*TASK OBJECTIVE*
Your task is to repeat the entries underneath exactly, minus the pictures.
* BEGIN THE INPUT *
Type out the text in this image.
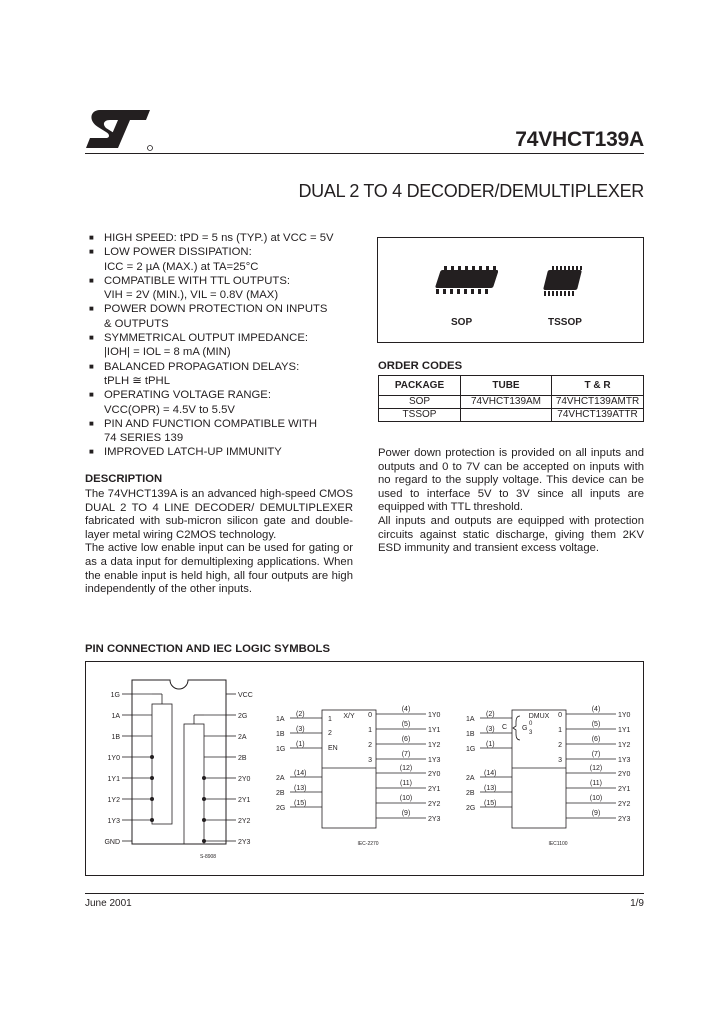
74VHCT139A
DUAL 2 TO 4 DECODER/DEMULTIPLEXER
■ HIGH SPEED: tPD = 5 ns (TYP.) at VCC = 5V
■ LOW POWER DISSIPATION:
ICC = 2 µA (MAX.) at TA=25°C
■ COMPATIBLE WITH TTL OUTPUTS:
VIH = 2V (MIN.), VIL = 0.8V (MAX)
■ POWER DOWN PROTECTION ON INPUTS
& OUTPUTS
■ SYMMETRICAL OUTPUT IMPEDANCE:
|IOH| = IOL = 8 mA (MIN)
■ BALANCED PROPAGATION DELAYS:
tPLH ≅ tPHL
■ OPERATING VOLTAGE RANGE:
VCC(OPR) = 4.5V to 5.5V
■ PIN AND FUNCTION COMPATIBLE WITH
74 SERIES 139
■ IMPROVED LATCH-UP IMMUNITY
DESCRIPTION

The 74VHCT139A is an advanced high-speed CMOS DUAL 2 TO 4 LINE DECODER/ DEMULTIPLEXER fabricated with sub-micron silicon gate and double-layer metal wiring C2MOS technology.

The active low enable input can be used for gating or as a data input for demultiplexing applications. When the enable input is held high, all four outputs are high independently of the other inputs.

SOP	TSSOP
ORDER CODES
PACKAGE	TUBE	T & R
SOP	74VHCT139AM	74VHCT139AMTR
TSSOP		74VHCT139ATTR

Power down protection is provided on all inputs and outputs and 0 to 7V can be accepted on inputs with no regard to the supply voltage. This device can be used to interface 5V to 3V since all inputs are equipped with TTL threshold.

All inputs and outputs are equipped with protection circuits against static discharge, giving them 2KV ESD immunity and transient excess voltage.

PIN CONNECTION AND IEC LOGIC SYMBOLS
1G
1A
1B
1Y0
1Y1
1Y2
1Y3
GND
VCC
2G
2A
2B
2Y0
2Y1
2Y2
2Y3
S-8908
X/Y
1A
1B
1G
2A
2B
2G
(2)
(3)
(1)
(14)
(13)
(15)
2
EN
1
0
1
2
3
(4)
(5)
(6)
(7)
(12)
(11)
(10)
(9)
1Y0
1Y1
1Y2
1Y3
2Y0
2Y1
2Y2
2Y3
IEC-2270
DMUX
1A
1B
1G
2A
2B
2G
(2)
(3)
(1)
(14)
(13)
(15)
G
0
3
C
0
1
2
3
(4)
(5)
(6)
(7)
(12)
(11)
(10)
(9)
1Y0
1Y1
1Y2
1Y3
2Y0
2Y1
2Y2
2Y3
IEC1100
June 2001	1/9
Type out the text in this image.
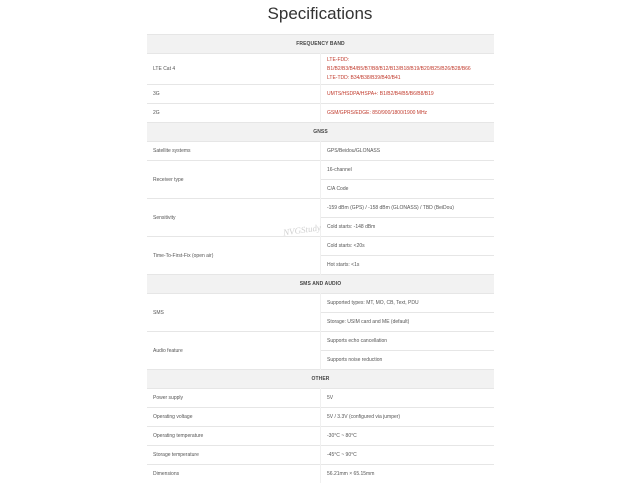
Specifications
FREQUENCY BAND	
LTE Cat 4	LTE-FDD: B1/B2/B3/B4/B5/B7/B8/B12/B13/B18/B19/B20/B25/B26/B28/B66
LTE-TDD: B34/B38/B39/B40/B41

3G	UMTS/HSDPA/HSPA+: B1/B2/B4/B5/B6/B8/B19
2G	GSM/GPRS/EDGE: 850/900/1800/1900 MHz
GNSS	
Satellite systems	GPS/Beidou/GLONASS
Receiver type	16-channel
	C/A Code
Sensitivity	-159 dBm (GPS) / -158 dBm (GLONASS) / TBD (BeiDou)
	Cold starts: -148 dBm
Time-To-First-Fix (open air)	Cold starts: <20s
	Hot starts: <1s
SMS AND AUDIO	
SMS	Supported types: MT, MO, CB, Text, PDU
	Storage: USIM card and ME (default)
Audio feature	Supports echo cancellation
	Supports noise reduction
OTHER	
Power supply	5V
Operating voltage	5V / 3.3V (configured via jumper)
Operating temperature	-30°C ~ 80°C
Storage temperature	-45°C ~ 90°C
Dimensions	56.21mm × 65.15mm
NVGStudy
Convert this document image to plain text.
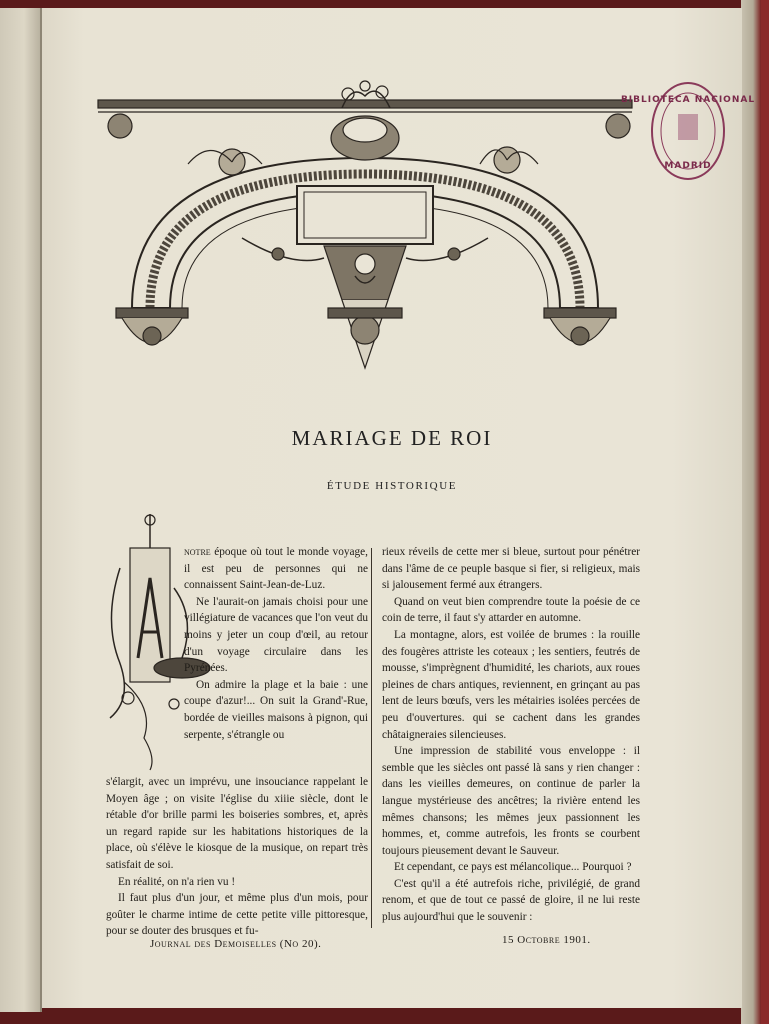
BIBLIOTECA NACIONAL
MADRID
MARIAGE DE ROI
ÉTUDE HISTORIQUE

notre époque où tout le monde voyage, il est peu de personnes qui ne connaissent Saint-Jean-de-Luz.

Ne l'aurait-on jamais choisi pour une villégiature de vacances que l'on veut du moins y jeter un coup d'œil, au retour d'un voyage circulaire dans les Pyrénées.

On admire la plage et la baie : une coupe d'azur!... On suit la Grand'-Rue, bordée de vieilles maisons à pignon, qui serpente, s'étrangle ou

s'élargit, avec un imprévu, une insouciance rappelant le Moyen âge ; on visite l'église du xiiie siècle, dont le rétable d'or brille parmi les boiseries sombres, et, après un regard rapide sur les habitations historiques de la place, où s'élève le kiosque de la musique, on repart très satisfait de soi.

En réalité, on n'a rien vu !

Il faut plus d'un jour, et même plus d'un mois, pour goûter le charme intime de cette petite ville pittoresque, pour se douter des brusques et fu-

rieux réveils de cette mer si bleue, surtout pour pénétrer dans l'âme de ce peuple basque si fier, si religieux, mais si jalousement fermé aux étrangers.

Quand on veut bien comprendre toute la poésie de ce coin de terre, il faut s'y attarder en automne.

La montagne, alors, est voilée de brumes : la rouille des fougères attriste les coteaux ; les sentiers, feutrés de mousse, s'imprègnent d'humidité, les chariots, aux roues pleines de chars antiques, reviennent, en grinçant au pas lent de leurs bœufs, vers les métairies isolées percées de peu d'ouvertures. qui se cachent dans les grandes châtaigneraies silencieuses.

Une impression de stabilité vous enveloppe : il semble que les siècles ont passé là sans y rien changer : dans les vieilles demeures, on continue de parler la langue mystérieuse des ancêtres; la rivière entend les mêmes chansons; les mêmes jeux passionnent les hommes, et, comme autrefois, les fronts se courbent toujours pieusement devant le Sauveur.

Et cependant, ce pays est mélancolique... Pourquoi ?

C'est qu'il a été autrefois riche, privilégié, de grand renom, et que de tout ce passé de gloire, il ne lui reste plus aujourd'hui que le souvenir :

Journal des Demoiselles (No 20).	15 Octobre 1901.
* END THE INPUT *
*RESPONSE TO THIS EXERCISE*
Type out the text in this image.
74VHCT139A
DUAL 2 TO 4 DECODER/DEMULTIPLEXER
■ HIGH SPEED: tPD = 5 ns (TYP.) at VCC = 5V
■ LOW POWER DISSIPATION:
ICC = 2 µA (MAX.) at TA=25°C
■ COMPATIBLE WITH TTL OUTPUTS:
VIH = 2V (MIN.), VIL = 0.8V (MAX)
■ POWER DOWN PROTECTION ON INPUTS
& OUTPUTS
■ SYMMETRICAL OUTPUT IMPEDANCE:
|IOH| = IOL = 8 mA (MIN)
■ BALANCED PROPAGATION DELAYS:
tPLH ≅ tPHL
■ OPERATING VOLTAGE RANGE:
VCC(OPR) = 4.5V to 5.5V
■ PIN AND FUNCTION COMPATIBLE WITH
74 SERIES 139
■ IMPROVED LATCH-UP IMMUNITY
DESCRIPTION

The 74VHCT139A is an advanced high-speed CMOS DUAL 2 TO 4 LINE DECODER/ DEMULTIPLEXER fabricated with sub-micron silicon gate and double-layer metal wiring C2MOS technology.

The active low enable input can be used for gating or as a data input for demultiplexing applications. When the enable input is held high, all four outputs are high independently of the other inputs.

SOP	TSSOP
ORDER CODES
PACKAGE	TUBE	T & R
SOP	74VHCT139AM	74VHCT139AMTR
TSSOP		74VHCT139ATTR

Power down protection is provided on all inputs and outputs and 0 to 7V can be accepted on inputs with no regard to the supply voltage. This device can be used to interface 5V to 3V since all inputs are equipped with TTL threshold.

All inputs and outputs are equipped with protection circuits against static discharge, giving them 2KV ESD immunity and transient excess voltage.

PIN CONNECTION AND IEC LOGIC SYMBOLS
1G
1A
1B
1Y0
1Y1
1Y2
1Y3
GND
VCC
2G
2A
2B
2Y0
2Y1
2Y2
2Y3
S-8908
X/Y
1A
1B
1G
2A
2B
2G
(2)
(3)
(1)
(14)
(13)
(15)
2
EN
1
0
1
2
3
(4)
(5)
(6)
(7)
(12)
(11)
(10)
(9)
1Y0
1Y1
1Y2
1Y3
2Y0
2Y1
2Y2
2Y3
IEC-2270
DMUX
1A
1B
1G
2A
2B
2G
(2)
(3)
(1)
(14)
(13)
(15)
G
0
3
C
0
1
2
3
(4)
(5)
(6)
(7)
(12)
(11)
(10)
(9)
1Y0
1Y1
1Y2
1Y3
2Y0
2Y1
2Y2
2Y3
IEC1100
June 2001	1/9
Type out the text in this image.
Specifications
FREQUENCY BAND	
LTE Cat 4	LTE-FDD: B1/B2/B3/B4/B5/B7/B8/B12/B13/B18/B19/B20/B25/B26/B28/B66
LTE-TDD: B34/B38/B39/B40/B41

3G	UMTS/HSDPA/HSPA+: B1/B2/B4/B5/B6/B8/B19
2G	GSM/GPRS/EDGE: 850/900/1800/1900 MHz
GNSS	
Satellite systems	GPS/Beidou/GLONASS
Receiver type	16-channel
	C/A Code
Sensitivity	-159 dBm (GPS) / -158 dBm (GLONASS) / TBD (BeiDou)
	Cold starts: -148 dBm
Time-To-First-Fix (open air)	Cold starts: <20s
	Hot starts: <1s
SMS AND AUDIO	
SMS	Supported types: MT, MO, CB, Text, PDU
	Storage: USIM card and ME (default)
Audio feature	Supports echo cancellation
	Supports noise reduction
OTHER	
Power supply	5V
Operating voltage	5V / 3.3V (configured via jumper)
Operating temperature	-30°C ~ 80°C
Storage temperature	-45°C ~ 90°C
Dimensions	56.21mm × 65.15mm
NVGStudy
Convert this document image to plain text.
BIBLIOTECA NACIONAL
MADRID
MARIAGE DE ROI
ÉTUDE HISTORIQUE

notre époque où tout le monde voyage, il est peu de personnes qui ne connaissent Saint-Jean-de-Luz.

Ne l'aurait-on jamais choisi pour une villégiature de vacances que l'on veut du moins y jeter un coup d'œil, au retour d'un voyage circulaire dans les Pyrénées.

On admire la plage et la baie : une coupe d'azur!... On suit la Grand'-Rue, bordée de vieilles maisons à pignon, qui serpente, s'étrangle ou

s'élargit, avec un imprévu, une insouciance rappelant le Moyen âge ; on visite l'église du xiiie siècle, dont le rétable d'or brille parmi les boiseries sombres, et, après un regard rapide sur les habitations historiques de la place, où s'élève le kiosque de la musique, on repart très satisfait de soi.

En réalité, on n'a rien vu !

Il faut plus d'un jour, et même plus d'un mois, pour goûter le charme intime de cette petite ville pittoresque, pour se douter des brusques et fu-

rieux réveils de cette mer si bleue, surtout pour pénétrer dans l'âme de ce peuple basque si fier, si religieux, mais si jalousement fermé aux étrangers.

Quand on veut bien comprendre toute la poésie de ce coin de terre, il faut s'y attarder en automne.

La montagne, alors, est voilée de brumes : la rouille des fougères attriste les coteaux ; les sentiers, feutrés de mousse, s'imprègnent d'humidité, les chariots, aux roues pleines de chars antiques, reviennent, en grinçant au pas lent de leurs bœufs, vers les métairies isolées percées de peu d'ouvertures. qui se cachent dans les grandes châtaigneraies silencieuses.

Une impression de stabilité vous enveloppe : il semble que les siècles ont passé là sans y rien changer : dans les vieilles demeures, on continue de parler la langue mystérieuse des ancêtres; la rivière entend les mêmes chansons; les mêmes jeux passionnent les hommes, et, comme autrefois, les fronts se courbent toujours pieusement devant le Sauveur.

Et cependant, ce pays est mélancolique... Pourquoi ?

C'est qu'il a été autrefois riche, privilégié, de grand renom, et que de tout ce passé de gloire, il ne lui reste plus aujourd'hui que le souvenir :

Journal des Demoiselles (No 20).	15 Octobre 1901.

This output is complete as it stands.